## SHORT TASK
Return each entry exactly, with none missing.

## DATA ROWS
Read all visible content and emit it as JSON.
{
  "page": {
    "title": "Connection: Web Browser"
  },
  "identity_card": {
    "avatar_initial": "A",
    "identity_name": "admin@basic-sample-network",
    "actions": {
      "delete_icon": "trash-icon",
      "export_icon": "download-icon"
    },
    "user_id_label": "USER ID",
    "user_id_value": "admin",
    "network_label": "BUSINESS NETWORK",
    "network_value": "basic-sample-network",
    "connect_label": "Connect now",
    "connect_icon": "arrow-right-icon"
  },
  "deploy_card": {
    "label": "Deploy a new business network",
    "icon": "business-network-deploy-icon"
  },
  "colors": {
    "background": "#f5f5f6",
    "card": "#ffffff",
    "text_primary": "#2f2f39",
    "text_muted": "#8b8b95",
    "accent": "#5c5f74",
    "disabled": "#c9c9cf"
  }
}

## SOLUTION FOR THIS TASK
Read all visible content and emit it as JSON.
{
  "page": {
    "title": "Connection: Web Browser"
  },
  "identity_card": {
    "avatar_initial": "A",
    "identity_name": "admin@basic-sample-network",
    "actions": {
      "delete_icon": "trash-icon",
      "export_icon": "download-icon"
    },
    "user_id_label": "USER ID",
    "user_id_value": "admin",
    "network_label": "BUSINESS NETWORK",
    "network_value": "basic-sample-network",
    "connect_label": "Connect now",
    "connect_icon": "arrow-right-icon"
  },
  "deploy_card": {
    "label": "Deploy a new business network",
    "icon": "business-network-deploy-icon"
  },
  "colors": {
    "background": "#f5f5f6",
    "card": "#ffffff",
    "text_primary": "#2f2f39",
    "text_muted": "#8b8b95",
    "accent": "#5c5f74",
    "disabled": "#c9c9cf"
  }
}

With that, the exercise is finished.